Requirement:
Using the data below, copy each line that includes the word "reactions".

Material shown:
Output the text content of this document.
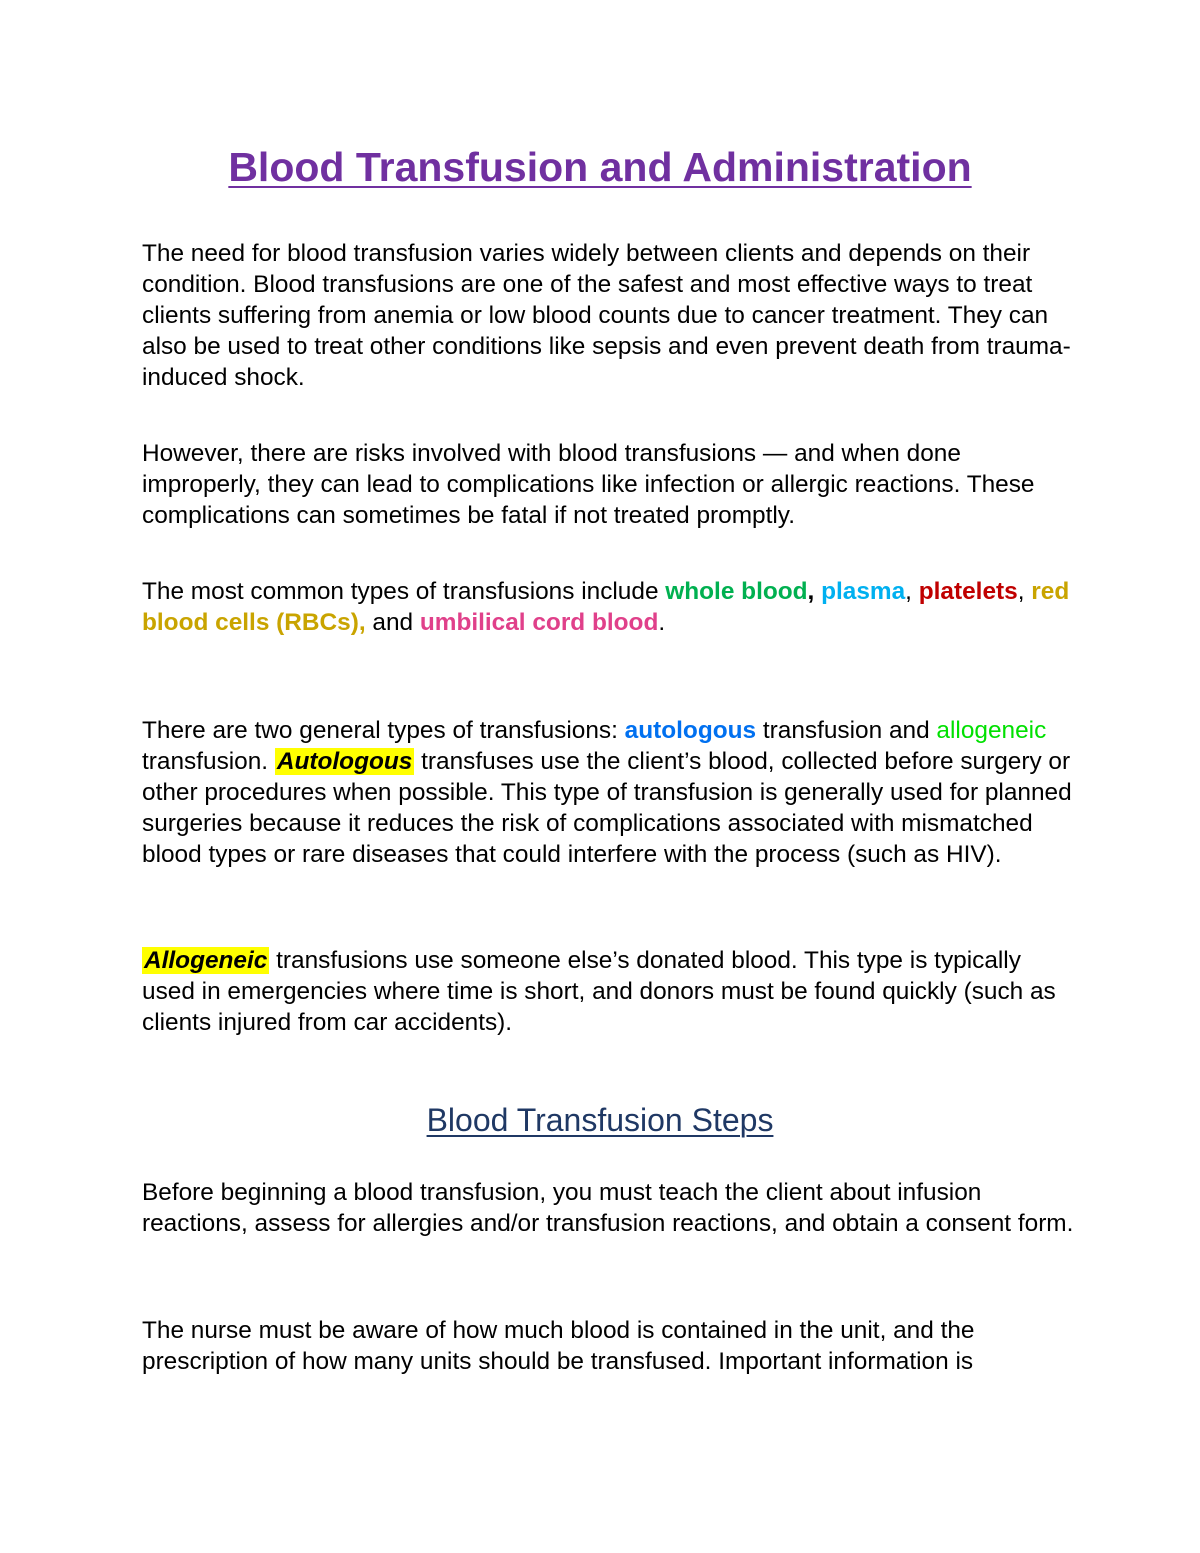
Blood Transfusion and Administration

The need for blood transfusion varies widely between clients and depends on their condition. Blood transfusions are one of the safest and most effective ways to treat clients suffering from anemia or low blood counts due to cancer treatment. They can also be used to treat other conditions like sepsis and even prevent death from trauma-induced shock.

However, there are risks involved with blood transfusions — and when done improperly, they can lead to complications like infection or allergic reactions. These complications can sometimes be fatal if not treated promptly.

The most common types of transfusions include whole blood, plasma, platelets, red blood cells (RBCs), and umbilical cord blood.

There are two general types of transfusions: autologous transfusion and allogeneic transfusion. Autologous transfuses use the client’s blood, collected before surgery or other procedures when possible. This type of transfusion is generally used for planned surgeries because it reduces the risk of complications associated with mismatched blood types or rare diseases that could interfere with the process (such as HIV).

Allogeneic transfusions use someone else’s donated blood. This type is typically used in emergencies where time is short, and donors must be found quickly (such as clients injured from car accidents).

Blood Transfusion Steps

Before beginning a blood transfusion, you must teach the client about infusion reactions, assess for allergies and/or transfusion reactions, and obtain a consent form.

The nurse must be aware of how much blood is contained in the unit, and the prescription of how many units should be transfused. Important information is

Reply to the task:
However, there are risks involved with blood transfusions — and when done improperly, they can lead to complications like infection or allergic reactions. These complications can sometimes be fatal if not treated promptly.
Before beginning a blood transfusion, you must teach the client about infusion reactions, assess for allergies and/or transfusion reactions, and obtain a consent form.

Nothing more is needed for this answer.